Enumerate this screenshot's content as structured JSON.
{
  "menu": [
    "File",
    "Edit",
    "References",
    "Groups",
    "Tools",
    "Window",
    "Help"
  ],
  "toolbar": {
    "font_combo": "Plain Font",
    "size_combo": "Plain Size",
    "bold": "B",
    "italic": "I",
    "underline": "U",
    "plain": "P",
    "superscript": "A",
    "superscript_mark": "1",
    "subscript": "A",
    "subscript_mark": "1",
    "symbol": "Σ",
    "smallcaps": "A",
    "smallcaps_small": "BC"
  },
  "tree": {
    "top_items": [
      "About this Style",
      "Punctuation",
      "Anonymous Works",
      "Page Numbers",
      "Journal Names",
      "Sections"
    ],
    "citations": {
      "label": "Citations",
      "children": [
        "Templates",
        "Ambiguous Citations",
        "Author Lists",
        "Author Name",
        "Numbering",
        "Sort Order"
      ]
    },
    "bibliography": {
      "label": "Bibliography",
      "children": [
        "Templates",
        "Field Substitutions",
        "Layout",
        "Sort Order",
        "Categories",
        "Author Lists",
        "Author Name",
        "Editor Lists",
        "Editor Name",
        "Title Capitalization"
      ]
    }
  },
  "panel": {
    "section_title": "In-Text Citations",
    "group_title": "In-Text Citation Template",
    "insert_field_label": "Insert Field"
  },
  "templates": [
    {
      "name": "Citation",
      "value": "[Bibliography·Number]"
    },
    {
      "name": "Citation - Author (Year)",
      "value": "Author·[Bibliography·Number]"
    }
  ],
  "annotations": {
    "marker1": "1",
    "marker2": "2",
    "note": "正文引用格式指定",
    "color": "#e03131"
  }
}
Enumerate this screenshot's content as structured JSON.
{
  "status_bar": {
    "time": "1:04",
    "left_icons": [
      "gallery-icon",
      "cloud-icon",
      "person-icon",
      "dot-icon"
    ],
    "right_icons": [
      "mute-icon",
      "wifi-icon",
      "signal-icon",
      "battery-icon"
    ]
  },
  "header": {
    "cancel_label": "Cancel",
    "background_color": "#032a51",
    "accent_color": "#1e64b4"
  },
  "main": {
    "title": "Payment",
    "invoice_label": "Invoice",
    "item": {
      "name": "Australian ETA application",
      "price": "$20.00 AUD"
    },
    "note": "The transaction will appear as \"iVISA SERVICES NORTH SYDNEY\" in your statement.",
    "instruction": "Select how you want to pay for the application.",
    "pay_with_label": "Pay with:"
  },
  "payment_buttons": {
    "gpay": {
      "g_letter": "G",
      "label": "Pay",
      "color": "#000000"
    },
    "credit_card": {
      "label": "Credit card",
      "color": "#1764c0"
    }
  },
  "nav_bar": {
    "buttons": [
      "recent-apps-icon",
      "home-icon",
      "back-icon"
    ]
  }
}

**DIRECTION:**
All of the data shown above must be copied exactly.

**TASK SOLUTION:**
Enumerate this screenshot's content as structured JSON.
{
  "menu": [
    "File",
    "Edit",
    "References",
    "Groups",
    "Tools",
    "Window",
    "Help"
  ],
  "toolbar": {
    "font_combo": "Plain Font",
    "size_combo": "Plain Size",
    "bold": "B",
    "italic": "I",
    "underline": "U",
    "plain": "P",
    "superscript": "A",
    "superscript_mark": "1",
    "subscript": "A",
    "subscript_mark": "1",
    "symbol": "Σ",
    "smallcaps": "A",
    "smallcaps_small": "BC"
  },
  "tree": {
    "top_items": [
      "About this Style",
      "Punctuation",
      "Anonymous Works",
      "Page Numbers",
      "Journal Names",
      "Sections"
    ],
    "citations": {
      "label": "Citations",
      "children": [
        "Templates",
        "Ambiguous Citations",
        "Author Lists",
        "Author Name",
        "Numbering",
        "Sort Order"
      ]
    },
    "bibliography": {
      "label": "Bibliography",
      "children": [
        "Templates",
        "Field Substitutions",
        "Layout",
        "Sort Order",
        "Categories",
        "Author Lists",
        "Author Name",
        "Editor Lists",
        "Editor Name",
        "Title Capitalization"
      ]
    }
  },
  "panel": {
    "section_title": "In-Text Citations",
    "group_title": "In-Text Citation Template",
    "insert_field_label": "Insert Field"
  },
  "templates": [
    {
      "name": "Citation",
      "value": "[Bibliography·Number]"
    },
    {
      "name": "Citation - Author (Year)",
      "value": "Author·[Bibliography·Number]"
    }
  ],
  "annotations": {
    "marker1": "1",
    "marker2": "2",
    "note": "正文引用格式指定",
    "color": "#e03131"
  }
}
Enumerate this screenshot's content as structured JSON.
{
  "status_bar": {
    "time": "1:04",
    "left_icons": [
      "gallery-icon",
      "cloud-icon",
      "person-icon",
      "dot-icon"
    ],
    "right_icons": [
      "mute-icon",
      "wifi-icon",
      "signal-icon",
      "battery-icon"
    ]
  },
  "header": {
    "cancel_label": "Cancel",
    "background_color": "#032a51",
    "accent_color": "#1e64b4"
  },
  "main": {
    "title": "Payment",
    "invoice_label": "Invoice",
    "item": {
      "name": "Australian ETA application",
      "price": "$20.00 AUD"
    },
    "note": "The transaction will appear as \"iVISA SERVICES NORTH SYDNEY\" in your statement.",
    "instruction": "Select how you want to pay for the application.",
    "pay_with_label": "Pay with:"
  },
  "payment_buttons": {
    "gpay": {
      "g_letter": "G",
      "label": "Pay",
      "color": "#000000"
    },
    "credit_card": {
      "label": "Credit card",
      "color": "#1764c0"
    }
  },
  "nav_bar": {
    "buttons": [
      "recent-apps-icon",
      "home-icon",
      "back-icon"
    ]
  }
}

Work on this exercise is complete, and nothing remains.